> EXERCISE AIM
What lines of the data hold the string "upper"? Pull each one out.

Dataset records

+++++

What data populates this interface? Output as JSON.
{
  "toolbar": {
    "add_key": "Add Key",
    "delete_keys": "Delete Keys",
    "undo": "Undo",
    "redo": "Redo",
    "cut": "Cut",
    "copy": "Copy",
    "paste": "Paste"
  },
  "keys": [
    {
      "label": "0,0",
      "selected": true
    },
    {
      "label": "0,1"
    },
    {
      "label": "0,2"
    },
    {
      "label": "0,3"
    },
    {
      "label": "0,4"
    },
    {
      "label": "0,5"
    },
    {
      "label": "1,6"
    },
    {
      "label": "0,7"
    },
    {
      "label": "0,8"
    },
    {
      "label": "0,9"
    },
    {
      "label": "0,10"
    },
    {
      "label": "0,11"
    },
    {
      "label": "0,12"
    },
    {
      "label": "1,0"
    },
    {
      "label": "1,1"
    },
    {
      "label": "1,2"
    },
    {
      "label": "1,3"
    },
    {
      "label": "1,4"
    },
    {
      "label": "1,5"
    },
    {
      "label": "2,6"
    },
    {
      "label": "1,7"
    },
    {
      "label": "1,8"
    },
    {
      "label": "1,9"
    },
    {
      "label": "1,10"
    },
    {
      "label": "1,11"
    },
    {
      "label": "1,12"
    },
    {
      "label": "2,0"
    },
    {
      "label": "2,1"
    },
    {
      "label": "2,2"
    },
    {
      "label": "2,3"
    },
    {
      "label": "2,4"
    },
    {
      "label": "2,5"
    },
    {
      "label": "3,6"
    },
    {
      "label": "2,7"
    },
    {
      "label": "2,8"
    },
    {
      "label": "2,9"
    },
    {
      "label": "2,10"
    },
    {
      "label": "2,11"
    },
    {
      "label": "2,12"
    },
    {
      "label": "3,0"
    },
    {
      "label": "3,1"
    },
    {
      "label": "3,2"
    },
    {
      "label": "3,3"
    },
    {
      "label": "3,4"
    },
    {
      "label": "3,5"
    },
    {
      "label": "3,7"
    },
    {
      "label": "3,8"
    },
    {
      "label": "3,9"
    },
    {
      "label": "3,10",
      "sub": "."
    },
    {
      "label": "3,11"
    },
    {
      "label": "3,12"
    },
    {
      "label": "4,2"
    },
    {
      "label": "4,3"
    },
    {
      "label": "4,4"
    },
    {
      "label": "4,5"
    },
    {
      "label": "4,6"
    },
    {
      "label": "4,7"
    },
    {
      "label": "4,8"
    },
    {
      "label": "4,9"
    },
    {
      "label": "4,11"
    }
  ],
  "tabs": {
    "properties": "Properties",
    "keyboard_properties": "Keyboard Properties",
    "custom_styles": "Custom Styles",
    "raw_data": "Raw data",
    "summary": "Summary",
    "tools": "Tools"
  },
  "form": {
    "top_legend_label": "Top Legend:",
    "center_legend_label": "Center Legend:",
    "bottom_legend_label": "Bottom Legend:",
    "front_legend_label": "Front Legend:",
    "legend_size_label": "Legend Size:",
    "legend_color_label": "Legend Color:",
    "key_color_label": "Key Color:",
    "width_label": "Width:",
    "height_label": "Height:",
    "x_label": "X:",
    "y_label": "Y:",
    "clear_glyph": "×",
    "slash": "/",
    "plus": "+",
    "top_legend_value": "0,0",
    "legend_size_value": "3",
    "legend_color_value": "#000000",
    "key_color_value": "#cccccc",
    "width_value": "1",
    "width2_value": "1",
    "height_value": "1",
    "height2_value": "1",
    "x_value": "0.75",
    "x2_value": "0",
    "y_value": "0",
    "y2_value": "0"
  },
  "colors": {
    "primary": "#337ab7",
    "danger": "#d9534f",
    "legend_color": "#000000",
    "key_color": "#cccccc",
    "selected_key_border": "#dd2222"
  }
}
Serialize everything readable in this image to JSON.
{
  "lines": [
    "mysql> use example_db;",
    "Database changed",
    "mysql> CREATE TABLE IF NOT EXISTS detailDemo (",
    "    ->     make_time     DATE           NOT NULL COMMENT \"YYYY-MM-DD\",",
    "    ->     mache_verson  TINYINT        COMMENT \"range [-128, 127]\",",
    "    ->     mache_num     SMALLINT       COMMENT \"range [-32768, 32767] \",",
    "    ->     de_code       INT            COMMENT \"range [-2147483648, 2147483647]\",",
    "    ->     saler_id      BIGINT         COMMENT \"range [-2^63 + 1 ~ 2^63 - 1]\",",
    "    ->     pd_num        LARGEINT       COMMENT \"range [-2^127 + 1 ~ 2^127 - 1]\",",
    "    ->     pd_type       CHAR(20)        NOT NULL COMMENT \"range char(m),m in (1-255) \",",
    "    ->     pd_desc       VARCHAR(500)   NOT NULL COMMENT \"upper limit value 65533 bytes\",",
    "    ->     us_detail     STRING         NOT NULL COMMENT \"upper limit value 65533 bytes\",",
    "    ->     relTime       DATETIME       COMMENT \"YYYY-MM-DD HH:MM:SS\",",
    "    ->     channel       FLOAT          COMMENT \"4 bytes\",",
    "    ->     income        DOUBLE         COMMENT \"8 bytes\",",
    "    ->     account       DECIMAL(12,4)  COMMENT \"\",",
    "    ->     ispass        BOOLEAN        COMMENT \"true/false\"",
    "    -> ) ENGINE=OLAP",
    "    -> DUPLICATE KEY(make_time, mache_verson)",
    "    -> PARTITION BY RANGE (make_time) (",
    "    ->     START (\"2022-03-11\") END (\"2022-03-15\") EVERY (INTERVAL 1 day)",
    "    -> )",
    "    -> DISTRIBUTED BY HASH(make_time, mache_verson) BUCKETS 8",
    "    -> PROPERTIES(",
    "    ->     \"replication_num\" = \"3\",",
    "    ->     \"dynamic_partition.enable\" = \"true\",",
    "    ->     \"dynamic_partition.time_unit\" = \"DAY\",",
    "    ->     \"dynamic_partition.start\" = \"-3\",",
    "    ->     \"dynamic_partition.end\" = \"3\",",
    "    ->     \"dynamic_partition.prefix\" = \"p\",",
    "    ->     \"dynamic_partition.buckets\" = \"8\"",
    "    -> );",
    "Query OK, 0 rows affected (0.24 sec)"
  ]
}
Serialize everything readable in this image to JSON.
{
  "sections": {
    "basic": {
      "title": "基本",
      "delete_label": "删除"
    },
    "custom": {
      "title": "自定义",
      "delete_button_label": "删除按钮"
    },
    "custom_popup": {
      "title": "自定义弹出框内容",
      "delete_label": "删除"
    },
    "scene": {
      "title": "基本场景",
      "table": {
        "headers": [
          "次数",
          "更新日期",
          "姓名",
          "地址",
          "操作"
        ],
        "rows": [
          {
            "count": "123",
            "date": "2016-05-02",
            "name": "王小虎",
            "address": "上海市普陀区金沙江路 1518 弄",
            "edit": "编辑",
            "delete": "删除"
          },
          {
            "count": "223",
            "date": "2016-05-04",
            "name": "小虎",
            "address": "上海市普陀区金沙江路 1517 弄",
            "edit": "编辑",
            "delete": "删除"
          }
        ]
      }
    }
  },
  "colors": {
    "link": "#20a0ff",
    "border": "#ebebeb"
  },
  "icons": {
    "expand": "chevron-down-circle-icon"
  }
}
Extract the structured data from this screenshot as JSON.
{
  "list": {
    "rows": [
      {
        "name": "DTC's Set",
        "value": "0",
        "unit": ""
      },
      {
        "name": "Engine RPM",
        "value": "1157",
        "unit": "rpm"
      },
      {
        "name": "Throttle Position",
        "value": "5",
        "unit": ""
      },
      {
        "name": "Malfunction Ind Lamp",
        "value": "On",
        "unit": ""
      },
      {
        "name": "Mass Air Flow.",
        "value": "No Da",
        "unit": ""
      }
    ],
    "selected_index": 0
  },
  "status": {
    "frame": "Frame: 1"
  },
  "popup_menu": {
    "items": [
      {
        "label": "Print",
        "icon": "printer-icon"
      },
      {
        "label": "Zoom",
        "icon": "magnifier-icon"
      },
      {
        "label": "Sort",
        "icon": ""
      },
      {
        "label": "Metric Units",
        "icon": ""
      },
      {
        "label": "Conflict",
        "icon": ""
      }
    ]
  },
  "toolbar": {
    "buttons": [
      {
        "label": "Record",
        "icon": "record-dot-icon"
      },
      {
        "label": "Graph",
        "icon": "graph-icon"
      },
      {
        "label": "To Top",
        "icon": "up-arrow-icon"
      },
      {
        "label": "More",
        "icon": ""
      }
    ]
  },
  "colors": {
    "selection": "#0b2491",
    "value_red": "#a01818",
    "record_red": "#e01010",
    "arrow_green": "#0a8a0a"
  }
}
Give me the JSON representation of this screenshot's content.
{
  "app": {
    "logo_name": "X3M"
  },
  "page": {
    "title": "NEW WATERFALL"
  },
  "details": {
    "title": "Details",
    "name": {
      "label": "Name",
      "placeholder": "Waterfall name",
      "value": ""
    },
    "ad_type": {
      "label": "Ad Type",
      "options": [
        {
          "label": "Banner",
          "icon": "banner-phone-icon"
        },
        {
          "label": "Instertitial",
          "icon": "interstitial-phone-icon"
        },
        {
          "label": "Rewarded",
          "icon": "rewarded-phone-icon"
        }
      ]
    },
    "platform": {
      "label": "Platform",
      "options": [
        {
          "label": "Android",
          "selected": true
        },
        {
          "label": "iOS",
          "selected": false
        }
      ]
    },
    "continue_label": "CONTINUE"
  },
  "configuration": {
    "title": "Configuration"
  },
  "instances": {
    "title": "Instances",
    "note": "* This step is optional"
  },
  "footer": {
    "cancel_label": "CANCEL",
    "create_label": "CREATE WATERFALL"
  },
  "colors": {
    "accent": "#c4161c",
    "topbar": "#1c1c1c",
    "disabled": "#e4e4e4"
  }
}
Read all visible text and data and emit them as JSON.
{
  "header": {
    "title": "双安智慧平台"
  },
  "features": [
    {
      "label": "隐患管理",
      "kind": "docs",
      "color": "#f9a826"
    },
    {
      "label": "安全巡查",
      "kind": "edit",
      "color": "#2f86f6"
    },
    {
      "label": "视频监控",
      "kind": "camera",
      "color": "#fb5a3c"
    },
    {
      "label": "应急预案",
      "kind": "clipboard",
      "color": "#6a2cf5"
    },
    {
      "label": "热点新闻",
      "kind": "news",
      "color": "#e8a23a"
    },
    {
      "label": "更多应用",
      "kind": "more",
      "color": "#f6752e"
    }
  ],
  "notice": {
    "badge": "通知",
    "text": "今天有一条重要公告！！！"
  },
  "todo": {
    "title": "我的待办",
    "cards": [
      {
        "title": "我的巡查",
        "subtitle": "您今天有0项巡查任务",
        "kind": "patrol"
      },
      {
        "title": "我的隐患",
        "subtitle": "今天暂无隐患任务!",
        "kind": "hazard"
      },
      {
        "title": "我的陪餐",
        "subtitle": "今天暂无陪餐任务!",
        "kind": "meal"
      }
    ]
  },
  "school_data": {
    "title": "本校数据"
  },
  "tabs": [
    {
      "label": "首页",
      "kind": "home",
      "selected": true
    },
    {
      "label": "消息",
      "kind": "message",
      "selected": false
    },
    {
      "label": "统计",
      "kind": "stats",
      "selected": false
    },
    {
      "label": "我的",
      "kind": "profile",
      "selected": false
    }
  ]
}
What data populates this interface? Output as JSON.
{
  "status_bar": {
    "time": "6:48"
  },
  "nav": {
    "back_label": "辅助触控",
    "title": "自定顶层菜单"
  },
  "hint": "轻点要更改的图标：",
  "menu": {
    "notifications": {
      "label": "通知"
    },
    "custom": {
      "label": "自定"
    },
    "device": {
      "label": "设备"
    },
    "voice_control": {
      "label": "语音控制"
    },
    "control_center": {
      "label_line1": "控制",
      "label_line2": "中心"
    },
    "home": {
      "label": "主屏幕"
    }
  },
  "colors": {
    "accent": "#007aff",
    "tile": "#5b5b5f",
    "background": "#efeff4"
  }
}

+++++

> THE ANSWER
    "    ->     pd_desc       VARCHAR(500)   NOT NULL COMMENT \"upper limit value 65533 bytes\",",
    "    ->     us_detail     STRING         NOT NULL COMMENT \"upper limit value 65533 bytes\",",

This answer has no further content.